──────── LISTED ENTRIES

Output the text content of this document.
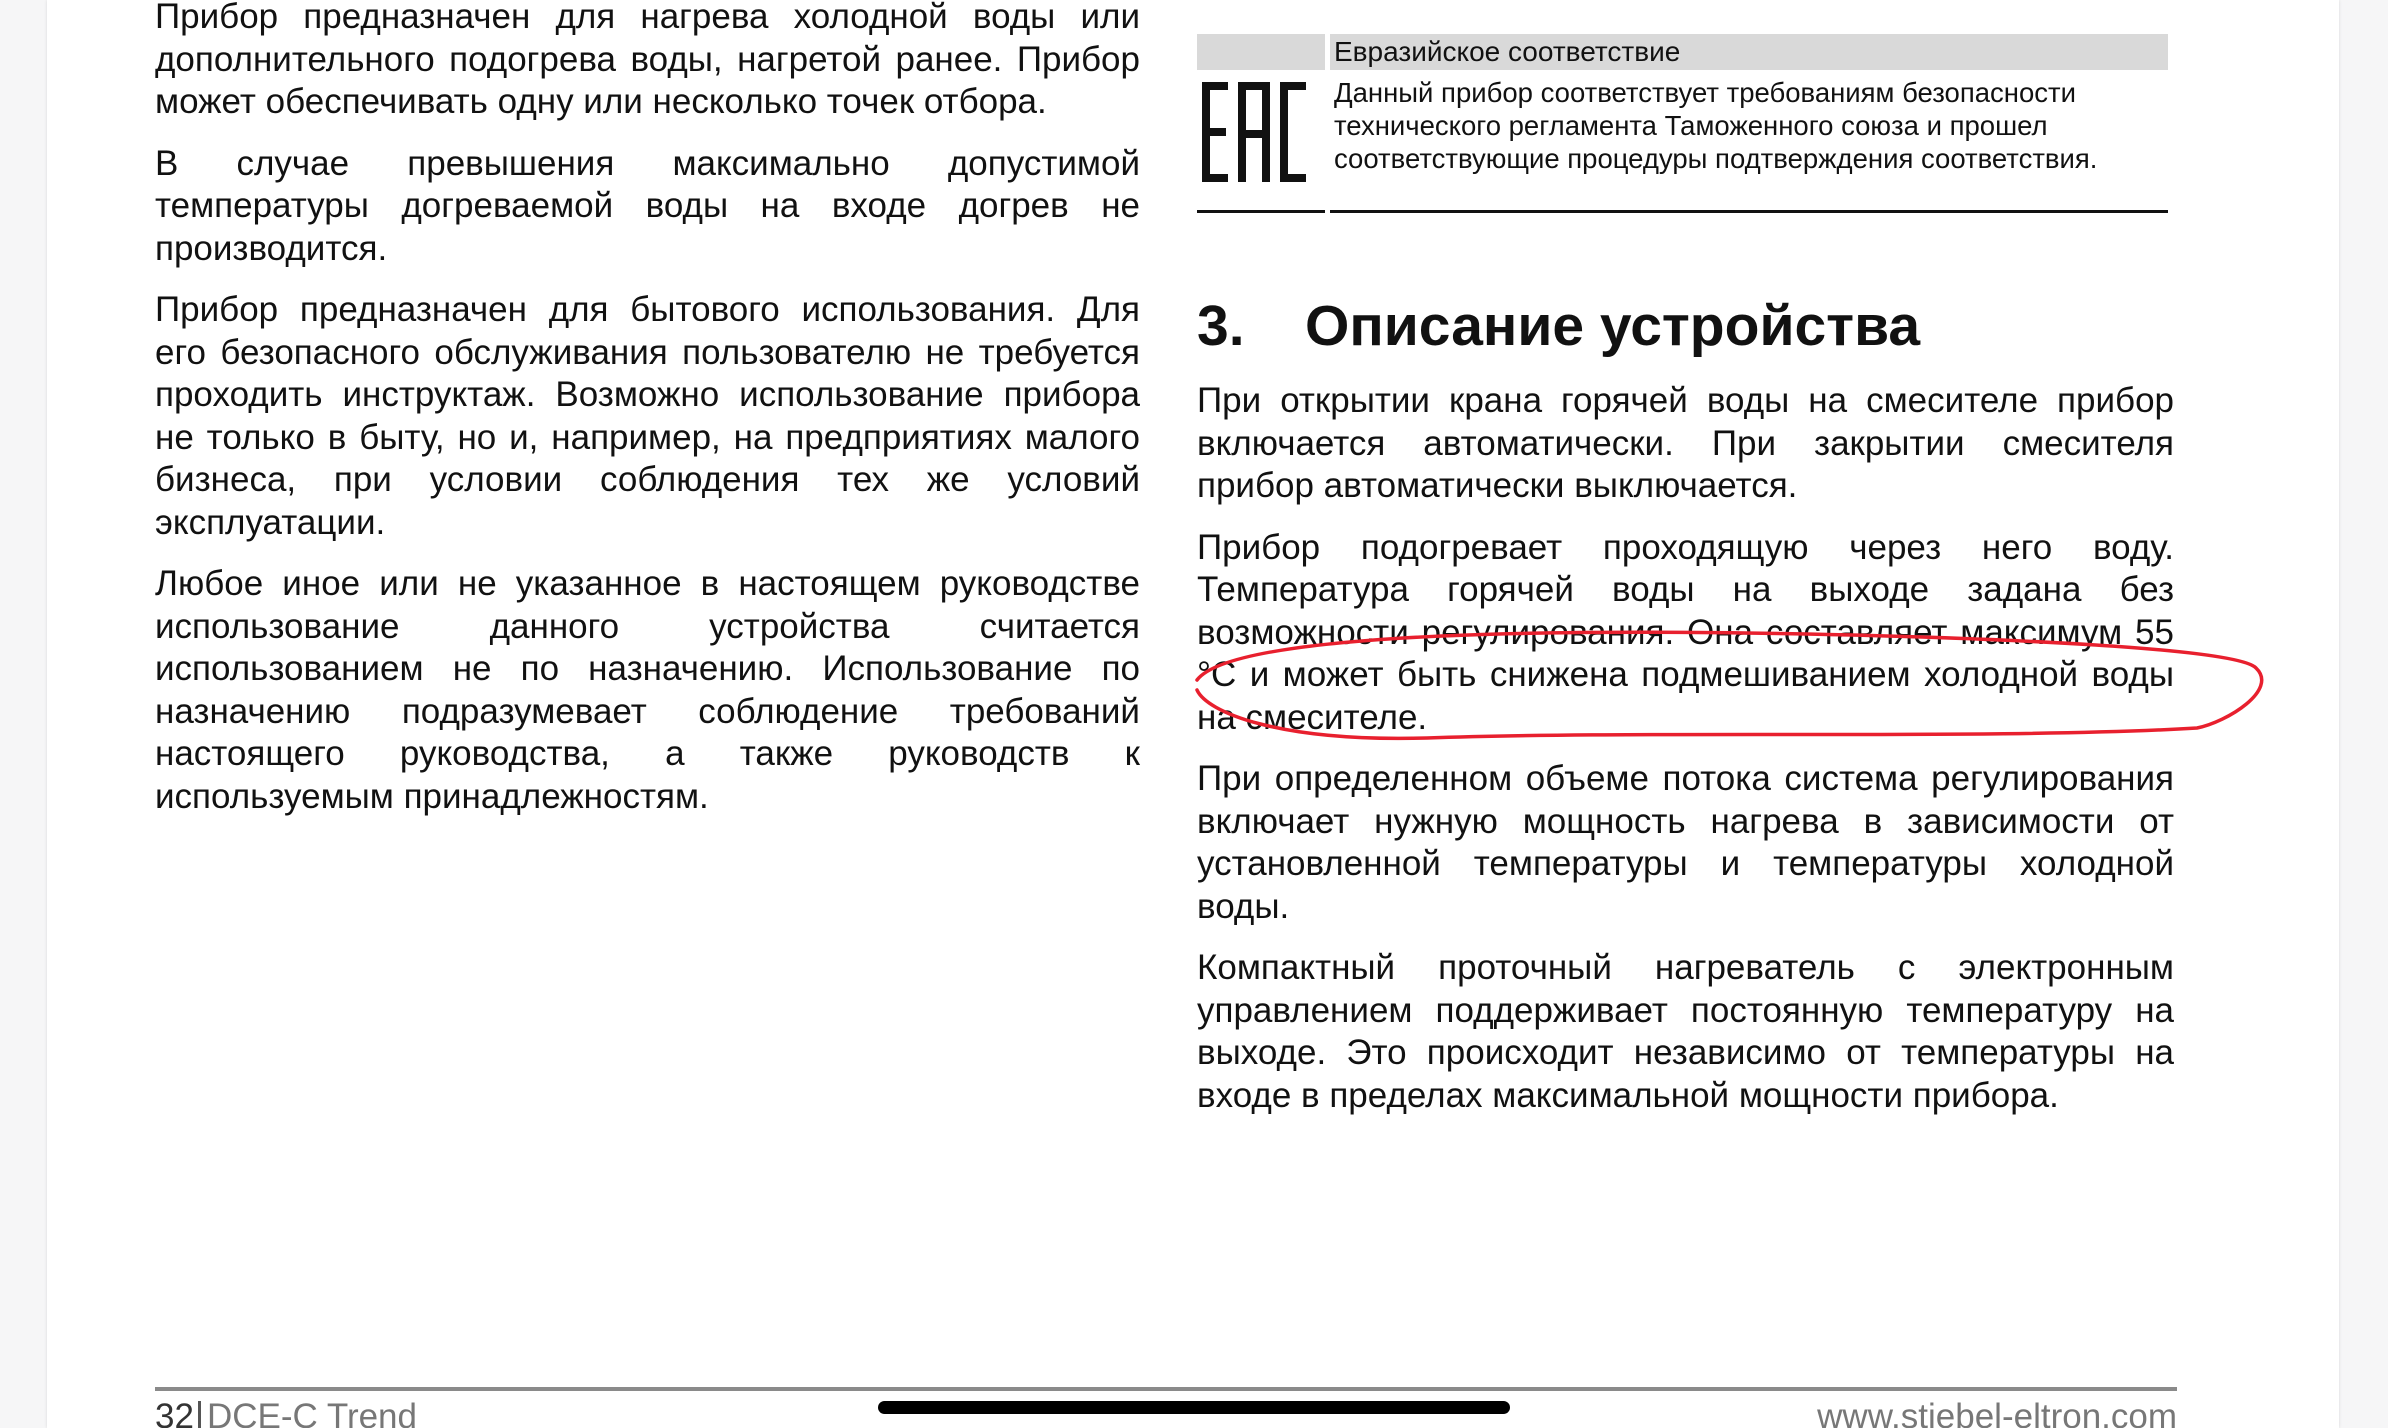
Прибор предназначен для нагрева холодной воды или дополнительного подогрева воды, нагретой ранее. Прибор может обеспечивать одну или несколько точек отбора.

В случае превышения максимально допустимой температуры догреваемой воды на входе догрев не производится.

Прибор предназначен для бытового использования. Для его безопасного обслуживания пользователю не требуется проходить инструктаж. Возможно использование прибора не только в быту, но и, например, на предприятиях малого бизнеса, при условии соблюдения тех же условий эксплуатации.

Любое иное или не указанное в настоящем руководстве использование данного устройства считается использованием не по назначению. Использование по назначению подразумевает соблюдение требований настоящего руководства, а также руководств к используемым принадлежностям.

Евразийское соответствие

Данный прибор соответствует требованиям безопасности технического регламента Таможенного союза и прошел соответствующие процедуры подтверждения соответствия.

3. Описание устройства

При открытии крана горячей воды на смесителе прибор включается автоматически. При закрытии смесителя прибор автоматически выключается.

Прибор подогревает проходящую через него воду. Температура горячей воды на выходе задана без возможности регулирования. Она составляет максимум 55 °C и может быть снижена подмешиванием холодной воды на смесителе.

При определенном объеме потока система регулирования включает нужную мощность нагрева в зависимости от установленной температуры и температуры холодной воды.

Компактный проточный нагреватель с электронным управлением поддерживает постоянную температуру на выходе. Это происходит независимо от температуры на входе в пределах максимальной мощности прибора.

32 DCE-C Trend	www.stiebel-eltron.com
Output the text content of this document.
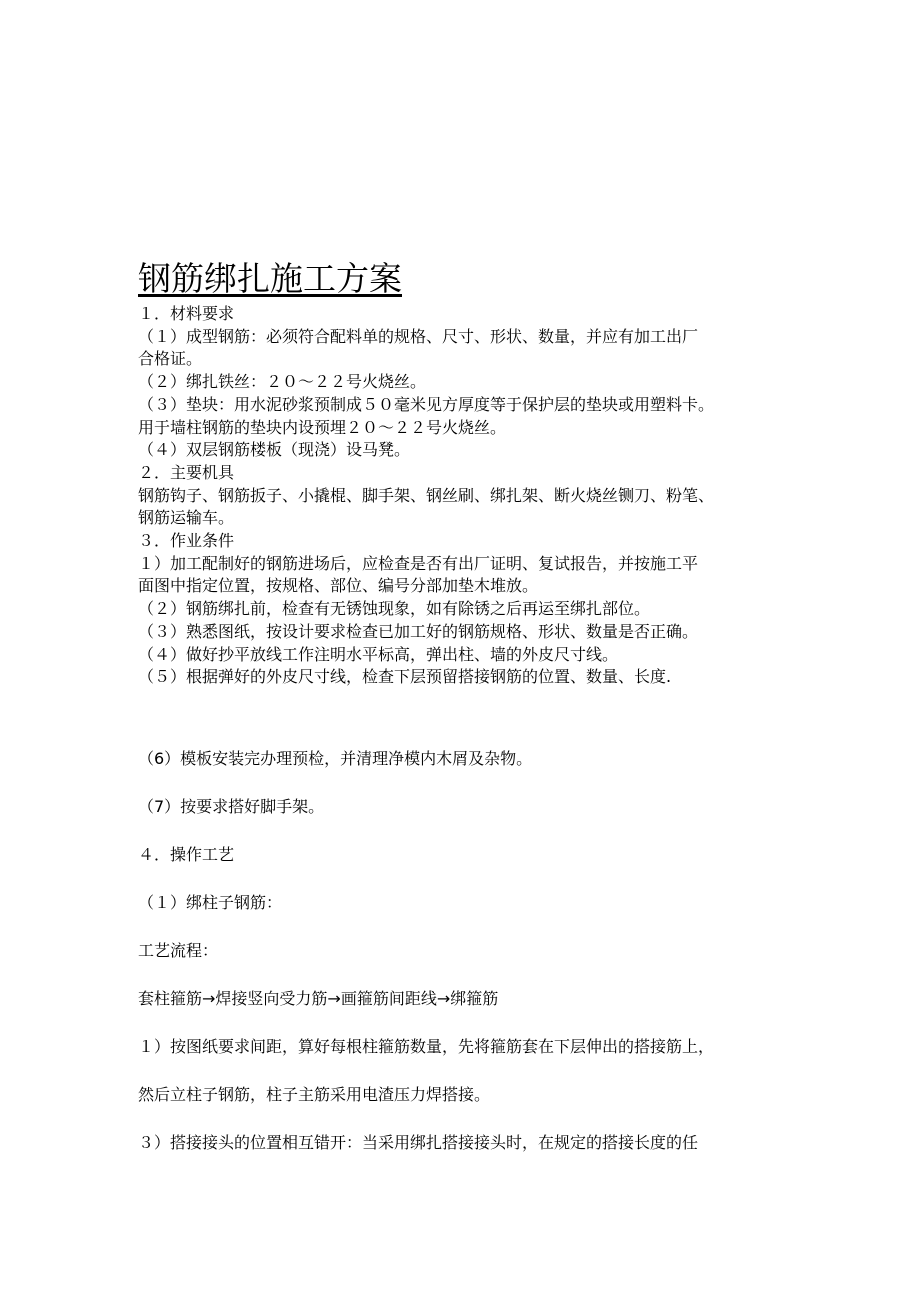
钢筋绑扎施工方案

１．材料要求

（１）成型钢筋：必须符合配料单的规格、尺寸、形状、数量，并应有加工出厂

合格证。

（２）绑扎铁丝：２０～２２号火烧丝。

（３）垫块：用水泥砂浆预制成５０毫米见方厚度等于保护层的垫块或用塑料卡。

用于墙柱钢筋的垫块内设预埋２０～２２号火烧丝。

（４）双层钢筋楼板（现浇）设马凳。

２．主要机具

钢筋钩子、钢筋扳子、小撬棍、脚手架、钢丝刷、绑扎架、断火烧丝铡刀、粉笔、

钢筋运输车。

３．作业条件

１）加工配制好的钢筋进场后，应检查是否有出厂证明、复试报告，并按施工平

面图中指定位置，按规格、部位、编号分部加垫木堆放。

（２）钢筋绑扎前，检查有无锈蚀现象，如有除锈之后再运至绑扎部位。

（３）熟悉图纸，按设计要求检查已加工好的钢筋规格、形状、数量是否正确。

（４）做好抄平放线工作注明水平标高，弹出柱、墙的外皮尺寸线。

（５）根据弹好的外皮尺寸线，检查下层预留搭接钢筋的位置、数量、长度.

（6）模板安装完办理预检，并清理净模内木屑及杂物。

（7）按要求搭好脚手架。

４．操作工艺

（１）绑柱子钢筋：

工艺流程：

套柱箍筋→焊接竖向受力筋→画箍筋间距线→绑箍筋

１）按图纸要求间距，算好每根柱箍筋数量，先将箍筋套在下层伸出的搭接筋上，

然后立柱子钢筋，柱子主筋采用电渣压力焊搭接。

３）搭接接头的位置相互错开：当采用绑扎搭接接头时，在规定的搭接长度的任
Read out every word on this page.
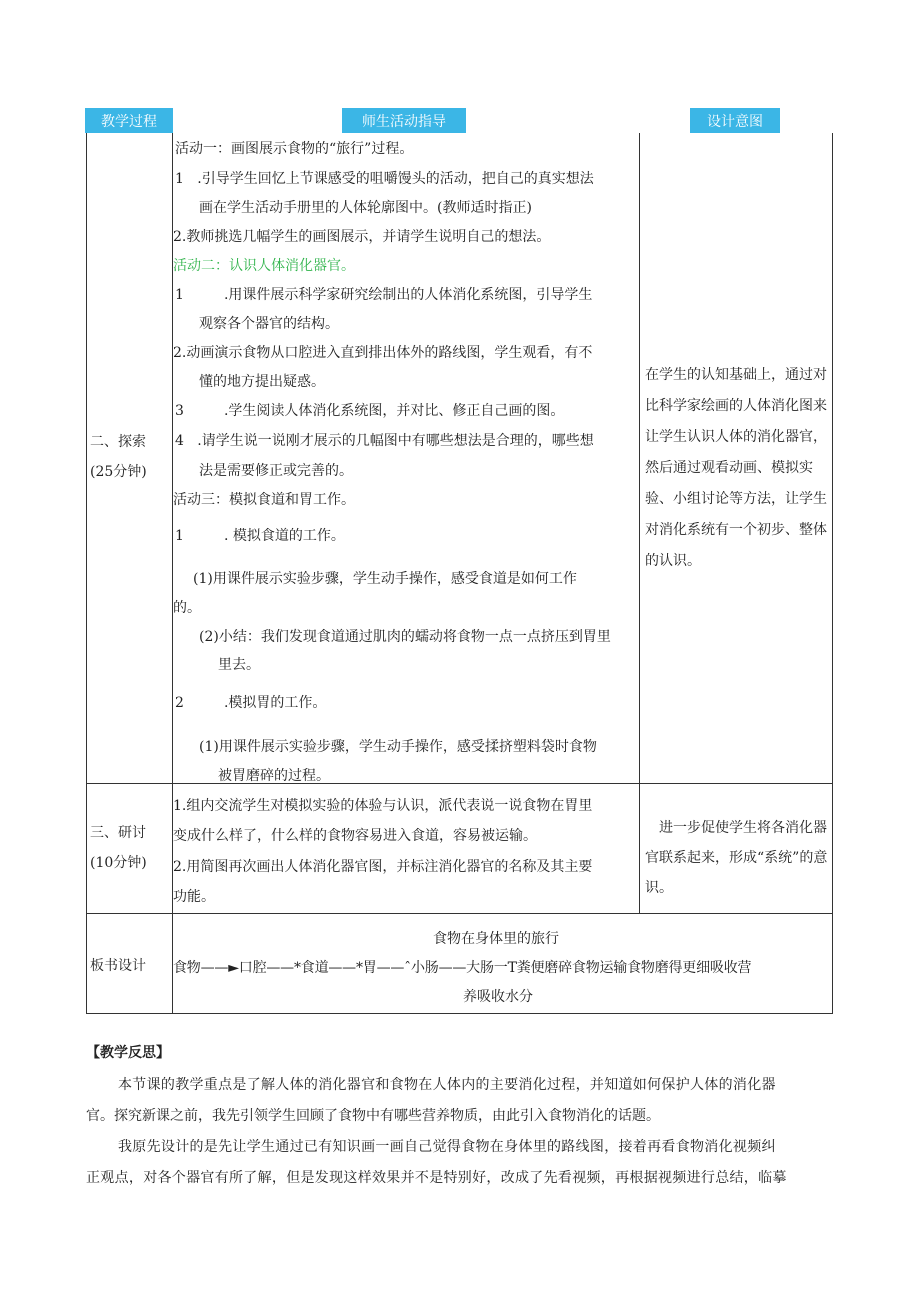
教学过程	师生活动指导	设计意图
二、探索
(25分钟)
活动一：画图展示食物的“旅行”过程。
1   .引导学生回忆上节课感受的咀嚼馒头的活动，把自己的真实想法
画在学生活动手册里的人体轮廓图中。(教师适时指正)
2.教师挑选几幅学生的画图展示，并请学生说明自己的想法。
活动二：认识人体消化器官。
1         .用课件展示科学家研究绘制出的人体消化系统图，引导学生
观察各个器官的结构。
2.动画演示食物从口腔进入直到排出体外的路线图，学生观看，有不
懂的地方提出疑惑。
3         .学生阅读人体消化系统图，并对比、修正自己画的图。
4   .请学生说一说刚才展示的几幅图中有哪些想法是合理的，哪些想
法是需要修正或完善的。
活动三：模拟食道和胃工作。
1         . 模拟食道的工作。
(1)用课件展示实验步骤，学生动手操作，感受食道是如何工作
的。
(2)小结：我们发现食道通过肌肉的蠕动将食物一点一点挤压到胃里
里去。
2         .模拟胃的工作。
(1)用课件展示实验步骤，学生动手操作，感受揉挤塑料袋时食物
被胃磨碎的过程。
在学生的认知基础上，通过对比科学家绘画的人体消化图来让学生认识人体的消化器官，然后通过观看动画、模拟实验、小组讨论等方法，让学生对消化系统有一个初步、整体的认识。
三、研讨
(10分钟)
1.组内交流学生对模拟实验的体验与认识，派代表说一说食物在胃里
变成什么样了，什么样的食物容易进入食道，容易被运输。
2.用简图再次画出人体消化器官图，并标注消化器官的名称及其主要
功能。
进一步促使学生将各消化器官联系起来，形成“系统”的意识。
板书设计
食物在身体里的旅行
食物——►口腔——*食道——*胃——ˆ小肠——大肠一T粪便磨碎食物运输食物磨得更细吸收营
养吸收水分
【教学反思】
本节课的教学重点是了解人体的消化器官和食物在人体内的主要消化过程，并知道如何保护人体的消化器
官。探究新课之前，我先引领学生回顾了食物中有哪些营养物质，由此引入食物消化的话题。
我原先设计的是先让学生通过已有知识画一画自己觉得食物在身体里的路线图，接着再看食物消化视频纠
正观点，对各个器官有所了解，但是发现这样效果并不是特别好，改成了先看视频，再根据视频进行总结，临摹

────────────────

DESCRIPTION OF THE TASK ->
Print exactly the span of lines that begins with the line containing "Read out every word on this page." and ends with the last line of the listing, with no pictures.

COMPLETED TASK ->
Read out every word on this page.
教学过程	师生活动指导	设计意图
二、探索
(25分钟)
活动一：画图展示食物的“旅行”过程。
1   .引导学生回忆上节课感受的咀嚼馒头的活动，把自己的真实想法
画在学生活动手册里的人体轮廓图中。(教师适时指正)
2.教师挑选几幅学生的画图展示，并请学生说明自己的想法。
活动二：认识人体消化器官。
1         .用课件展示科学家研究绘制出的人体消化系统图，引导学生
观察各个器官的结构。
2.动画演示食物从口腔进入直到排出体外的路线图，学生观看，有不
懂的地方提出疑惑。
3         .学生阅读人体消化系统图，并对比、修正自己画的图。
4   .请学生说一说刚才展示的几幅图中有哪些想法是合理的，哪些想
法是需要修正或完善的。
活动三：模拟食道和胃工作。
1         . 模拟食道的工作。
(1)用课件展示实验步骤，学生动手操作，感受食道是如何工作
的。
(2)小结：我们发现食道通过肌肉的蠕动将食物一点一点挤压到胃里
里去。
2         .模拟胃的工作。
(1)用课件展示实验步骤，学生动手操作，感受揉挤塑料袋时食物
被胃磨碎的过程。
在学生的认知基础上，通过对比科学家绘画的人体消化图来让学生认识人体的消化器官，然后通过观看动画、模拟实验、小组讨论等方法，让学生对消化系统有一个初步、整体的认识。
三、研讨
(10分钟)
1.组内交流学生对模拟实验的体验与认识，派代表说一说食物在胃里
变成什么样了，什么样的食物容易进入食道，容易被运输。
2.用简图再次画出人体消化器官图，并标注消化器官的名称及其主要
功能。
进一步促使学生将各消化器官联系起来，形成“系统”的意识。
板书设计
食物在身体里的旅行
食物——►口腔——*食道——*胃——ˆ小肠——大肠一T粪便磨碎食物运输食物磨得更细吸收营
养吸收水分
【教学反思】
本节课的教学重点是了解人体的消化器官和食物在人体内的主要消化过程，并知道如何保护人体的消化器
官。探究新课之前，我先引领学生回顾了食物中有哪些营养物质，由此引入食物消化的话题。
我原先设计的是先让学生通过已有知识画一画自己觉得食物在身体里的路线图，接着再看食物消化视频纠
正观点，对各个器官有所了解，但是发现这样效果并不是特别好，改成了先看视频，再根据视频进行总结，临摹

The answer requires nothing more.